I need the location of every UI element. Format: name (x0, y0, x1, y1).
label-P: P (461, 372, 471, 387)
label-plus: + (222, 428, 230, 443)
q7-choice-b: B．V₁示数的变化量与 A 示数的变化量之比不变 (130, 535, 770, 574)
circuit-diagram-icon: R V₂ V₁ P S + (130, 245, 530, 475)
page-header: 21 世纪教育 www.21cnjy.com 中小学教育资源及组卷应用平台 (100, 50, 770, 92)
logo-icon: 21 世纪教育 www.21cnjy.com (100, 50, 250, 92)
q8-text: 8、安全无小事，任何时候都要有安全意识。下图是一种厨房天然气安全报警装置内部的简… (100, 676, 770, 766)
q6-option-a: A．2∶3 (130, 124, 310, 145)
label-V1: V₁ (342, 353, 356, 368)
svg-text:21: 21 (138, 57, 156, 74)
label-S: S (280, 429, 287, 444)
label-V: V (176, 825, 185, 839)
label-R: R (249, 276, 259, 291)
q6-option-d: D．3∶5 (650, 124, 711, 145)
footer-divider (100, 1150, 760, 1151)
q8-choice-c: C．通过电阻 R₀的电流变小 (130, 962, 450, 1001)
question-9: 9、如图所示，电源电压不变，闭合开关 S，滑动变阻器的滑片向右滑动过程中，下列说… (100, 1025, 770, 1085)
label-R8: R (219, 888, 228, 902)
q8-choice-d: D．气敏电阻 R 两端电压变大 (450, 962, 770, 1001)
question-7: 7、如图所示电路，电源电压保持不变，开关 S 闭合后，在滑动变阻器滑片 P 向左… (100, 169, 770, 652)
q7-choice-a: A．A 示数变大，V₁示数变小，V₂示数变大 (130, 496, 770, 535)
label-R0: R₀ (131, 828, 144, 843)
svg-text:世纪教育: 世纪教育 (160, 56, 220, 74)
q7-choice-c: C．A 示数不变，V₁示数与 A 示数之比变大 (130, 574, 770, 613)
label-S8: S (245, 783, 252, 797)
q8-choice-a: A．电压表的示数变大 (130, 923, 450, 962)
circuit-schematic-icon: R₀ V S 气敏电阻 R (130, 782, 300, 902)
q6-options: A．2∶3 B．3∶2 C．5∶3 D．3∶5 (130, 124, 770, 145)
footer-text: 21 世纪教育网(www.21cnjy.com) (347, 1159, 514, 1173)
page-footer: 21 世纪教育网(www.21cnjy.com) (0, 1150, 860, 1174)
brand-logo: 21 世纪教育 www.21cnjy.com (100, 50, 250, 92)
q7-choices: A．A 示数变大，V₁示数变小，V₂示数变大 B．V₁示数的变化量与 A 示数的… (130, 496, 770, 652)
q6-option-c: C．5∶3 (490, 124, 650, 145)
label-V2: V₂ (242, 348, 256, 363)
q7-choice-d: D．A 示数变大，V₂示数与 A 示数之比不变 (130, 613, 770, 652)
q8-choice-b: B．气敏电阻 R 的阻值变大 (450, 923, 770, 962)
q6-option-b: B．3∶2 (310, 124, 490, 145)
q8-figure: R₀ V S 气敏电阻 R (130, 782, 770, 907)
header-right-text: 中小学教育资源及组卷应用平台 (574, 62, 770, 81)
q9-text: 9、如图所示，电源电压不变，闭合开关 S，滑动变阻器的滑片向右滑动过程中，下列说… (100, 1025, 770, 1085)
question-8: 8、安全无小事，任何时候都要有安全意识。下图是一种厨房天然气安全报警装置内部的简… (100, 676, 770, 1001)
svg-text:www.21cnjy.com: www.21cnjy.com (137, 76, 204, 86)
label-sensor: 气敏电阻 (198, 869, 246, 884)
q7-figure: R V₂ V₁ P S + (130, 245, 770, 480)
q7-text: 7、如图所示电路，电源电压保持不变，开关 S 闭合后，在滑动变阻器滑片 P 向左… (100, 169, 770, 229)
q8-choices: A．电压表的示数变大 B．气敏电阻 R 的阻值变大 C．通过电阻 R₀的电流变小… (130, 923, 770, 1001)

══════

What you should do: Starting at the first line of the items above and ending at the line that contains "676, 770, 766)", lay out every line as a numbered list, including that last line and leaving out any blank lines.

Exercise response:
1. I need the location of every UI element. Format: name (x0, y0, x1, y1).
2. label-P: P (461, 372, 471, 387)
3. label-plus: + (222, 428, 230, 443)
4. q7-choice-b: B．V₁示数的变化量与 A 示数的变化量之比不变 (130, 535, 770, 574)
5. circuit-diagram-icon: R V₂ V₁ P S + (130, 245, 530, 475)
6. page-header: 21 世纪教育 www.21cnjy.com 中小学教育资源及组卷应用平台 (100, 50, 770, 92)
7. logo-icon: 21 世纪教育 www.21cnjy.com (100, 50, 250, 92)
8. q8-text: 8、安全无小事，任何时候都要有安全意识。下图是一种厨房天然气安全报警装置内部的简… (100, 676, 770, 766)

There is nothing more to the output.